◆ What is expected
Reproduce all the material exactly, minus any pictures it holds.
**** Material provided ****
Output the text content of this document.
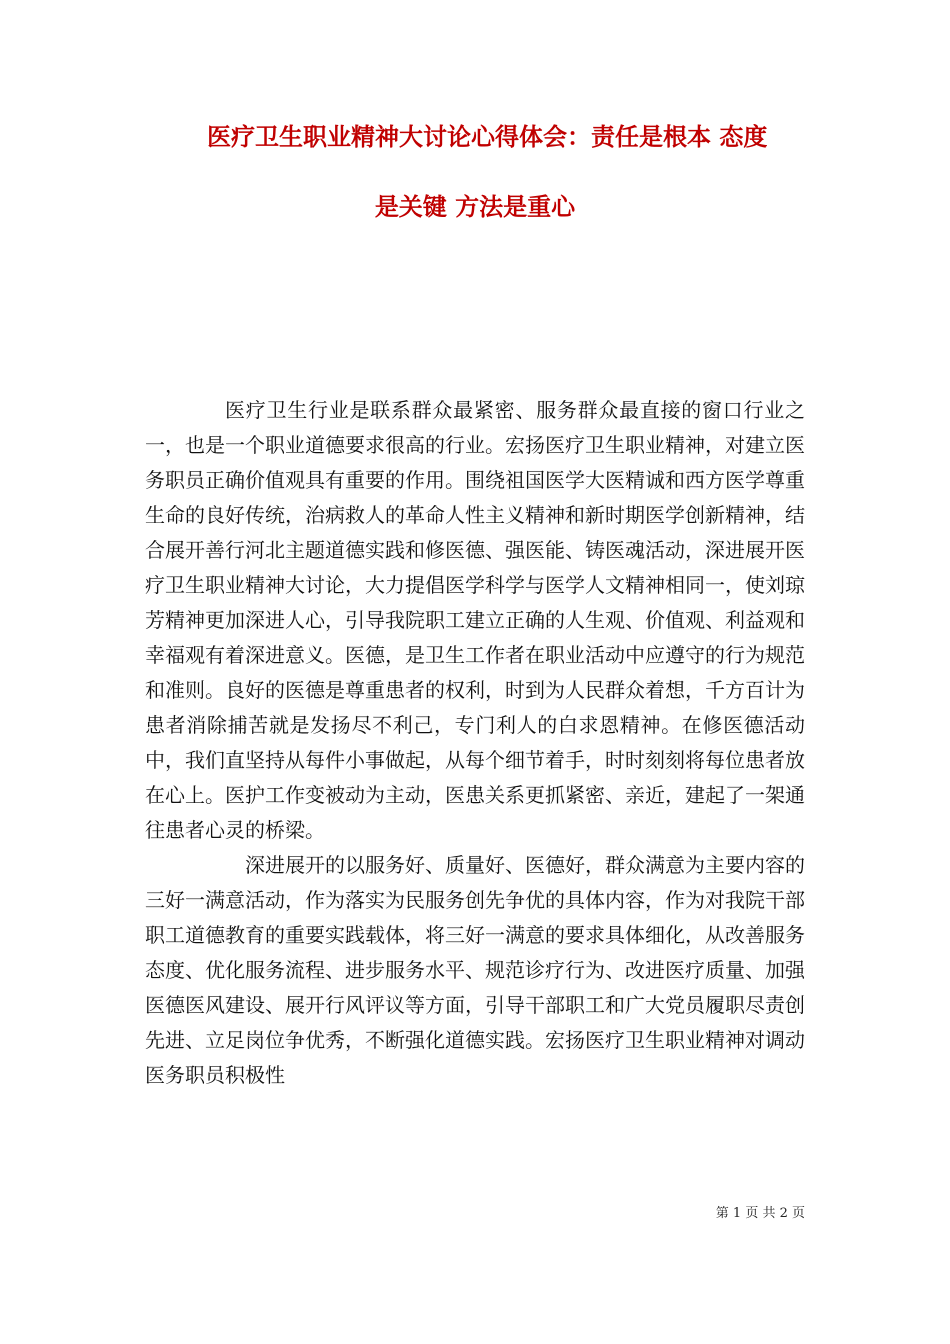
医疗卫生职业精神大讨论心得体会：责任是根本 态度
是关键 方法是重心

医疗卫生行业是联系群众最紧密、服务群众最直接的窗口行业之一，也是一个职业道德要求很高的行业。宏扬医疗卫生职业精神，对建立医务职员正确价值观具有重要的作用。围绕祖国医学大医精诚和西方医学尊重生命的良好传统，治病救人的革命人性主义精神和新时期医学创新精神，结合展开善行河北主题道德实践和修医德、强医能、铸医魂活动，深进展开医疗卫生职业精神大讨论，大力提倡医学科学与医学人文精神相同一，使刘琼芳精神更加深进人心，引导我院职工建立正确的人生观、价值观、利益观和幸福观有着深进意义。医德，是卫生工作者在职业活动中应遵守的行为规范和准则。良好的医德是尊重患者的权利，时到为人民群众着想，千方百计为患者消除捕苦就是发扬尽不利己，专门利人的白求恩精神。在修医德活动中，我们直坚持从每件小事做起，从每个细节着手，时时刻刻将每位患者放在心上。医护工作变被动为主动，医患关系更抓紧密、亲近，建起了一架通往患者心灵的桥梁。

深进展开的以服务好、质量好、医德好，群众满意为主要内容的三好一满意活动，作为落实为民服务创先争优的具体内容，作为对我院干部职工道德教育的重要实践载体，将三好一满意的要求具体细化，从改善服务态度、优化服务流程、进步服务水平、规范诊疗行为、改进医疗质量、加强医德医风建设、展开行风评议等方面，引导干部职工和广大党员履职尽责创先进、立足岗位争优秀，不断强化道德实践。宏扬医疗卫生职业精神对调动医务职员积极性

第 1 页 共 2 页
****
◆ Written reply
Output the text content of this document.
医疗卫生职业精神大讨论心得体会：责任是根本 态度
是关键 方法是重心

医疗卫生行业是联系群众最紧密、服务群众最直接的窗口行业之一，也是一个职业道德要求很高的行业。宏扬医疗卫生职业精神，对建立医务职员正确价值观具有重要的作用。围绕祖国医学大医精诚和西方医学尊重生命的良好传统，治病救人的革命人性主义精神和新时期医学创新精神，结合展开善行河北主题道德实践和修医德、强医能、铸医魂活动，深进展开医疗卫生职业精神大讨论，大力提倡医学科学与医学人文精神相同一，使刘琼芳精神更加深进人心，引导我院职工建立正确的人生观、价值观、利益观和幸福观有着深进意义。医德，是卫生工作者在职业活动中应遵守的行为规范和准则。良好的医德是尊重患者的权利，时到为人民群众着想，千方百计为患者消除捕苦就是发扬尽不利己，专门利人的白求恩精神。在修医德活动中，我们直坚持从每件小事做起，从每个细节着手，时时刻刻将每位患者放在心上。医护工作变被动为主动，医患关系更抓紧密、亲近，建起了一架通往患者心灵的桥梁。

深进展开的以服务好、质量好、医德好，群众满意为主要内容的三好一满意活动，作为落实为民服务创先争优的具体内容，作为对我院干部职工道德教育的重要实践载体，将三好一满意的要求具体细化，从改善服务态度、优化服务流程、进步服务水平、规范诊疗行为、改进医疗质量、加强医德医风建设、展开行风评议等方面，引导干部职工和广大党员履职尽责创先进、立足岗位争优秀，不断强化道德实践。宏扬医疗卫生职业精神对调动医务职员积极性

第 1 页 共 2 页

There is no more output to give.